BEGIN Study text

Several researchers also discuss the issue from the nursing perspective, associating the expectations of nurses and the ease of nursing care associated with epidural anesthesia as well as some of the measures that accompany it as mandatory, such as only passive positioning and continual urinary catheterization. (Stremler, Halpern, Weston, Yee & Hodnett, 2009, p. 391). (De Sevo, M. & Semeraro, 2010, p. 11) the implications being that the overmedicalization of the labor and delivery process has been well intrenchend in nursing culture and may influence increased rather than decreased medical intervention use for women, even when they would not necessarily have needed it. The challenge to nursing is then to begin to support a reduction in the use of epidural anesthesia as a result of the fact that this comfort measure has been over utilized despite its long list of known complications, some minor and short lived and some very serious. One of the issues that needs serious address in the nursing context with regard to the use of epidural anesthesia is the procedural policies associated with additional medical intervention required with epidural placement. Nurses need to be advocates for changing some of these mandatory intervention implementation care plans. Some examples important examples are mandatory urinary catheterization, and severe limitations of movement, and other less medical comfort measures during labor once an epidural is placed. In a great example of this need for advocacy is offered by Stremler, Halpern, Weston, Yee & Hodnett,

Given the potential beneifits of hands-and-knees positioning, it may be especially important to examine its use for women laboring with an epidural given that use of epidural is associated with persistent malrotation, longer second stage, use of oxytocin, and instrumental delivery & #8230;Because these deleterious outcomes may be related to pelvic floor laxity and less efficient descent and rotation through the birth canal, increasing mobility and optimizing relationships between the maternal pelvis and fetal head through the use of hands-and-knees may be beneficial (2009, p. 391).

END Study text

## To do
1. According to the quotation from Stremler and colleagues in the passage on epidural anesthesia in nursing, what outcomes is epidural use associated with? List all of them.
2. In the passage on epidural anesthesia in nursing, which labor position does the quotation suggest may be beneficial for women laboring with an epidural?
3. Carry on the passage on epidural anesthesia in nursing from its final sentence, keeping its subject and voice.
None of the entries is needed for this work.

BEGIN Available data

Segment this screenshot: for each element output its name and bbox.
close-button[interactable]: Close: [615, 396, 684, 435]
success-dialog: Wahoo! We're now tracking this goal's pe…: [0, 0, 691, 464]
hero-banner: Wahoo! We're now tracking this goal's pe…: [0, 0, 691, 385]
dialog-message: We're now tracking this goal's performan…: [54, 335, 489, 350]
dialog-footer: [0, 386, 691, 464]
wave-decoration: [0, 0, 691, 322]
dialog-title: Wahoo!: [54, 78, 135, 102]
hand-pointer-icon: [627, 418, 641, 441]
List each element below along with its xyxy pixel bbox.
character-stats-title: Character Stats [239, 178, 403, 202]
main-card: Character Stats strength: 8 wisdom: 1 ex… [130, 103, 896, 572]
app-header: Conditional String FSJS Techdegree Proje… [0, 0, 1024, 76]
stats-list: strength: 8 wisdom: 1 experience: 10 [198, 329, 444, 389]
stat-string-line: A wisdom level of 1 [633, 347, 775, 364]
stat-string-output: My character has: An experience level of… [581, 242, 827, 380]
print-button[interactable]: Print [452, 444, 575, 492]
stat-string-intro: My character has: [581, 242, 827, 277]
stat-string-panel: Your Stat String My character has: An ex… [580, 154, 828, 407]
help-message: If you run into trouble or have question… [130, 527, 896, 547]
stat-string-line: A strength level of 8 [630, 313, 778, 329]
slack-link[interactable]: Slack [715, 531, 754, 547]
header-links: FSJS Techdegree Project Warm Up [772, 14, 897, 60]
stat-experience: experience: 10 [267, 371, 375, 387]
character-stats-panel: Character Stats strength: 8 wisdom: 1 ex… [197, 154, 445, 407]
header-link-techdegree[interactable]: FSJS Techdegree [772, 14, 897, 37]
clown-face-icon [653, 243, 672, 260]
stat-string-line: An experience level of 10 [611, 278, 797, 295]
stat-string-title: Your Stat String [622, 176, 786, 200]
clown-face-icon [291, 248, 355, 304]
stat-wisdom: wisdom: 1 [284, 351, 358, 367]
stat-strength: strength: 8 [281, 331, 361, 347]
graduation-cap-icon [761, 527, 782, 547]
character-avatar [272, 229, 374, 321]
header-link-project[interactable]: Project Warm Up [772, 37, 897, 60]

END Available data

## Answer list
1. persistent malrotation, longer second stage, use of oxytocin, instrumental delivery

2. Hands-and-knees positioning.

3.
These researchers contend that movement restrictions and other mandatory medical interventions used concurrently with epidural anesthesia should be challenged. Increasing the options available to those who chose epidural anesthesia that might mitigate some of its shortfalls would go far in melding the practice into safer and more comfortable labor for thousands of women.

Conclusion

Reducing the ideation of the epidural as the “standard practice” regarding labor and delivery in the modern era will likely go far in reducing the medical intervention stresses of the labor and delivery area. Nurses must become advocates of utilizing epidural anesthesia as a helpful but potentially risky aspect of labor and delivery as well as challenging some of the mandatory medical restrictions and interventions as a result of its use. Epidural anesthesia practice has improved substantially over the last 30 years to mitigate some unintended consequences of its use. Regardless it has also correlated to increased unintended complications for many women and increased need for alternative medical interventions, instrument use, prolonged labor and reduced fetal health, that may not have been the case at all had epidural anesthesia not been introduced in the first place.

Resources

De Sevo, M.R., & Semeraro, P. (2010). Urinary Catheterization During Epidural Anesthesia. Nursing for Women’s Health, 14(1), 11-13. doi:10.1111/j.1751-486X.2010.01502.x

Peirce, C.C., O’brien, C.C., & O’Herlihy, C.C. (2010). Postpartum femoral neuropathy following spontaneous vaginal delivery. Journal of Obstetrics & Gynaecology, 30(2), 203-204. doi:10.3109/01443610903477531

Stremler, R., Halpern, S., Weston, J., Yee, J., & Hodnett, E. (2009). Hands-and-Knees Positioning During Labor With Epidural Analgesia. JOGNN: Journal of Obstetric, Gynecologic & Neonatal Nursing, 38(4), 391-398. doi:10.1111/j.1552-6909.2009.01038.x

Welliver, D., Welliver, M., Carroll, T., & James, P. (2010). Lumbar Epidural Catheter Placement in the Presence of Low Back Tattoos: A Review of the Safety Concerns. AANA Journal, 78(3), 197-201. Retrieved from EBSCOhost.